Given task
From the entries below, copy every line where the string "right" appears.

----- Records for processing -----

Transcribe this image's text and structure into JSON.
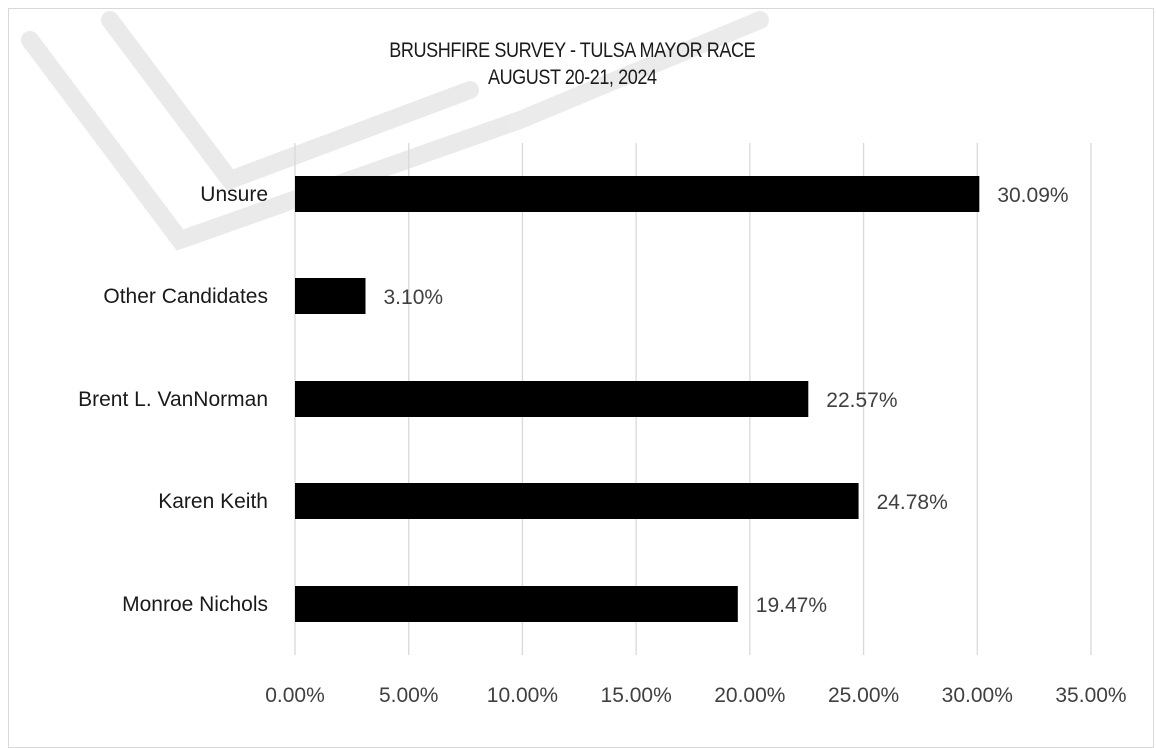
{
  "chart_data": {
    "type": "bar",
    "orientation": "horizontal",
    "title": "BRUSHFIRE SURVEY - TULSA MAYOR RACE",
    "subtitle": "AUGUST 20-21, 2024",
    "categories": [
      "Unsure",
      "Other Candidates",
      "Brent L. VanNorman",
      "Karen Keith",
      "Monroe Nichols"
    ],
    "values": [
      30.09,
      3.1,
      22.57,
      24.78,
      19.47
    ],
    "data_labels": [
      "30.09%",
      "3.10%",
      "22.57%",
      "24.78%",
      "19.47%"
    ],
    "xlim": [
      0,
      35
    ],
    "x_ticks": [
      0,
      5,
      10,
      15,
      20,
      25,
      30,
      35
    ],
    "x_tick_labels": [
      "0.00%",
      "5.00%",
      "10.00%",
      "15.00%",
      "20.00%",
      "25.00%",
      "30.00%",
      "35.00%"
    ],
    "xlabel": "",
    "ylabel": "",
    "grid": "vertical",
    "legend": "none",
    "bar_color": "#000000",
    "grid_color": "#d9d9d9",
    "text_color": "#404040"
  }
}
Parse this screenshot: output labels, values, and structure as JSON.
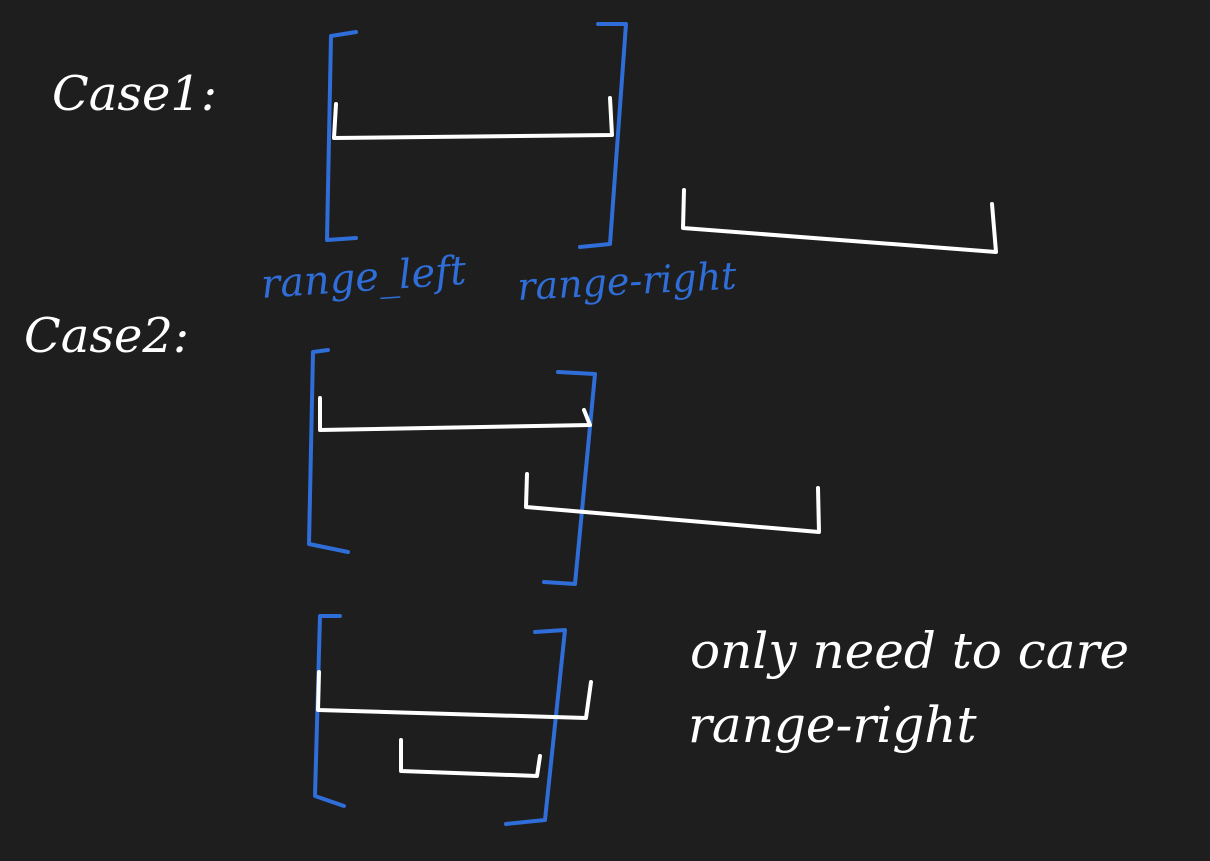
{
  "labels": {
    "case1": "Case1:",
    "case2": "Case2:",
    "range_left": "range_left",
    "range_right": "range-right",
    "note_line1": "only need to care",
    "note_line2": "range-right"
  },
  "colors": {
    "background": "#1e1e1e",
    "interval_ink": "#ffffff",
    "range_ink": "#2f6ed8"
  }
}
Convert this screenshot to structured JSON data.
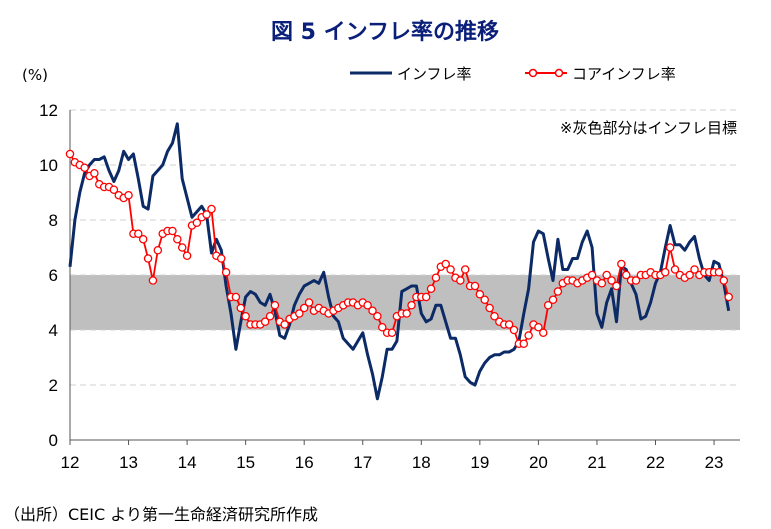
{
  "chart_data": {
    "type": "line",
    "title": "図 5  インフレ率の推移",
    "ylabel": "(%)",
    "xlabel": "",
    "ylim": [
      0,
      12
    ],
    "yticks": [
      0,
      2,
      4,
      6,
      8,
      10,
      12
    ],
    "xticks": [
      "12",
      "13",
      "14",
      "15",
      "16",
      "17",
      "18",
      "19",
      "20",
      "21",
      "22",
      "23"
    ],
    "x_start": "2012-01",
    "x_frequency": "monthly",
    "grid": true,
    "legend_position": "top-right",
    "target_band": {
      "low": 4,
      "high": 6,
      "color": "#bfbfbf"
    },
    "annotation": "※灰色部分はインフレ目標",
    "series": [
      {
        "name": "インフレ率",
        "color": "#0b2a66",
        "values": [
          6.3,
          8.0,
          9.0,
          9.7,
          10.0,
          10.2,
          10.2,
          10.3,
          9.8,
          9.4,
          9.8,
          10.5,
          10.2,
          10.4,
          9.5,
          8.5,
          8.4,
          9.6,
          9.8,
          10.0,
          10.5,
          10.8,
          11.5,
          9.5,
          8.8,
          8.1,
          8.3,
          8.5,
          8.2,
          6.8,
          7.3,
          6.9,
          5.6,
          4.6,
          3.3,
          4.3,
          5.2,
          5.4,
          5.3,
          5.0,
          4.9,
          5.3,
          4.7,
          3.8,
          3.7,
          4.2,
          4.9,
          5.3,
          5.6,
          5.7,
          5.8,
          5.7,
          6.1,
          5.2,
          4.5,
          4.3,
          3.7,
          3.5,
          3.3,
          3.6,
          3.9,
          3.1,
          2.4,
          1.5,
          2.3,
          3.3,
          3.3,
          3.6,
          5.4,
          5.5,
          5.6,
          5.6,
          4.6,
          4.3,
          4.4,
          4.9,
          4.9,
          4.3,
          3.7,
          3.7,
          3.1,
          2.3,
          2.1,
          2.0,
          2.5,
          2.8,
          3.0,
          3.1,
          3.1,
          3.2,
          3.2,
          3.3,
          3.6,
          4.6,
          5.5,
          7.2,
          7.6,
          7.5,
          6.6,
          5.8,
          7.3,
          6.2,
          6.2,
          6.6,
          6.6,
          7.2,
          7.6,
          7.0,
          4.6,
          4.1,
          5.0,
          5.5,
          4.3,
          6.3,
          6.2,
          5.7,
          5.3,
          4.4,
          4.5,
          5.0,
          5.7,
          6.1,
          7.0,
          7.8,
          7.1,
          7.1,
          6.9,
          7.2,
          7.4,
          6.6,
          6.0,
          5.8,
          6.5,
          6.4,
          5.7,
          4.7
        ]
      },
      {
        "name": "コアインフレ率",
        "color": "#ff0000",
        "values": [
          10.4,
          10.1,
          10.0,
          9.9,
          9.6,
          9.7,
          9.3,
          9.2,
          9.2,
          9.1,
          8.9,
          8.8,
          8.9,
          7.5,
          7.5,
          7.3,
          6.6,
          5.8,
          6.9,
          7.5,
          7.6,
          7.6,
          7.3,
          7.0,
          6.7,
          7.8,
          7.9,
          8.1,
          8.2,
          8.4,
          6.7,
          6.6,
          6.1,
          5.2,
          5.2,
          4.8,
          4.5,
          4.2,
          4.2,
          4.2,
          4.3,
          4.5,
          4.9,
          4.3,
          4.2,
          4.4,
          4.5,
          4.6,
          4.8,
          5.0,
          4.7,
          4.8,
          4.7,
          4.6,
          4.7,
          4.8,
          4.9,
          5.0,
          5.0,
          4.9,
          5.0,
          4.9,
          4.7,
          4.5,
          4.1,
          3.9,
          3.9,
          4.5,
          4.6,
          4.6,
          4.9,
          5.2,
          5.2,
          5.2,
          5.5,
          5.9,
          6.3,
          6.4,
          6.2,
          5.9,
          5.8,
          6.2,
          5.6,
          5.6,
          5.3,
          5.1,
          4.8,
          4.5,
          4.3,
          4.2,
          4.2,
          4.0,
          3.5,
          3.5,
          3.8,
          4.2,
          4.1,
          3.9,
          4.9,
          5.1,
          5.4,
          5.7,
          5.8,
          5.8,
          5.7,
          5.8,
          5.9,
          6.0,
          5.8,
          5.7,
          6.0,
          5.8,
          5.6,
          6.4,
          6.0,
          5.8,
          5.8,
          6.0,
          6.0,
          6.1,
          6.0,
          6.0,
          6.1,
          7.0,
          6.2,
          6.0,
          5.9,
          6.0,
          6.2,
          6.0,
          6.1,
          6.1,
          6.1,
          6.1,
          5.8,
          5.2
        ]
      }
    ]
  },
  "source": "（出所）CEIC より第一生命経済研究所作成"
}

-----

Answer for the task
    "range_right": "range-right",
    "note_line2": "range-right"
    "legend_position": "top-right",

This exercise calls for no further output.